_Required work_. Show all lines of the listing that hold the word "jeunesse".

_Given data_.
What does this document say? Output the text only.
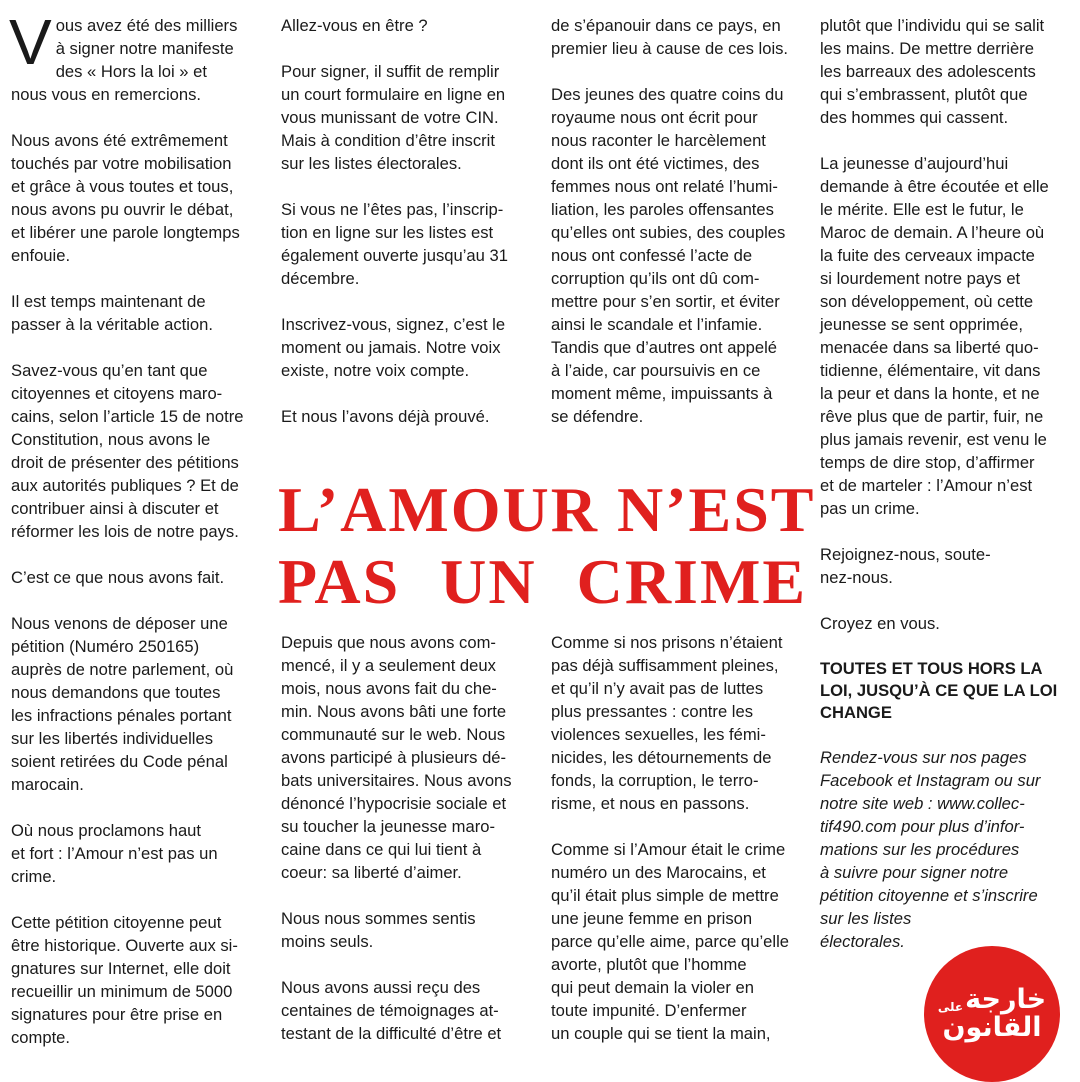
Vous avez été des milliers
à signer notre manifeste
des « Hors la loi » et
nous vous en remercions.

Nous avons été extrêmement
touchés par votre mobilisation
et grâce à vous toutes et tous,
nous avons pu ouvrir le débat,
et libérer une parole longtemps
enfouie.

Il est temps maintenant de
passer à la véritable action.

Savez-vous qu’en tant que
citoyennes et citoyens maro-
cains, selon l’article 15 de notre
Constitution, nous avons le
droit de présenter des pétitions
aux autorités publiques ? Et de
contribuer ainsi à discuter et
réformer les lois de notre pays.

C’est ce que nous avons fait.

Nous venons de déposer une
pétition (Numéro 250165)
auprès de notre parlement, où
nous demandons que toutes
les infractions pénales portant
sur les libertés individuelles
soient retirées du Code pénal
marocain.

Où nous proclamons haut
et fort : l’Amour n’est pas un
crime.

Cette pétition citoyenne peut
être historique. Ouverte aux si-
gnatures sur Internet, elle doit
recueillir un minimum de 5000
signatures pour être prise en
compte.

Allez-vous en être ?

Pour signer, il suffit de remplir
un court formulaire en ligne en
vous munissant de votre CIN.
Mais à condition d’être inscrit
sur les listes électorales.

Si vous ne l’êtes pas, l’inscrip-
tion en ligne sur les listes est
également ouverte jusqu’au 31
décembre.

Inscrivez-vous, signez, c’est le
moment ou jamais. Notre voix
existe, notre voix compte.

Et nous l’avons déjà prouvé.

de s’épanouir dans ce pays, en
premier lieu à cause de ces lois.

Des jeunes des quatre coins du
royaume nous ont écrit pour
nous raconter le harcèlement
dont ils ont été victimes, des
femmes nous ont relaté l’humi-
liation, les paroles offensantes
qu’elles ont subies, des couples
nous ont confessé l’acte de
corruption qu’ils ont dû com-
mettre pour s’en sortir, et éviter
ainsi le scandale et l’infamie.
Tandis que d’autres ont appelé
à l’aide, car poursuivis en ce
moment même, impuissants à
se défendre.

L’AMOUR N’EST
PAS UN CRIME

Depuis que nous avons com-
mencé, il y a seulement deux
mois, nous avons fait du che-
min. Nous avons bâti une forte
communauté sur le web. Nous
avons participé à plusieurs dé-
bats universitaires. Nous avons
dénoncé l’hypocrisie sociale et
su toucher la jeunesse maro-
caine dans ce qui lui tient à
coeur: sa liberté d’aimer.

Nous nous sommes sentis
moins seuls.

Nous avons aussi reçu des
centaines de témoignages at-
testant de la difficulté d’être et

Comme si nos prisons n’étaient
pas déjà suffisamment pleines,
et qu’il n’y avait pas de luttes
plus pressantes : contre les
violences sexuelles, les fémi-
nicides, les détournements de
fonds, la corruption, le terro-
risme, et nous en passons.

Comme si l’Amour était le crime
numéro un des Marocains, et
qu’il était plus simple de mettre
une jeune femme en prison
parce qu’elle aime, parce qu’elle
avorte, plutôt que l’homme
qui peut demain la violer en
toute impunité. D’enfermer
un couple qui se tient la main,

plutôt que l’individu qui se salit
les mains. De mettre derrière
les barreaux des adolescents
qui s’embrassent, plutôt que
des hommes qui cassent.

La jeunesse d’aujourd’hui
demande à être écoutée et elle
le mérite. Elle est le futur, le
Maroc de demain. A l’heure où
la fuite des cerveaux impacte
si lourdement notre pays et
son développement, où cette
jeunesse se sent opprimée,
menacée dans sa liberté quo-
tidienne, élémentaire, vit dans
la peur et dans la honte, et ne
rêve plus que de partir, fuir, ne
plus jamais revenir, est venu le
temps de dire stop, d’affirmer
et de marteler : l’Amour n’est
pas un crime.

Rejoignez-nous, soute-
nez-nous.

Croyez en vous.

TOUTES ET TOUS HORS LA
LOI, JUSQU’À CE QUE LA LOI
CHANGE

Rendez-vous sur nos pages
Facebook et Instagram ou sur
notre site web : www.collec-
tif490.com pour plus d’infor-
mations sur les procédures
à suivre pour signer notre
pétition citoyenne et s’inscrire
sur les listes
électorales.

خارجة
على
القانون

_Response_.
su toucher la jeunesse maro-
La jeunesse d’aujourd’hui
jeunesse se sent opprimée,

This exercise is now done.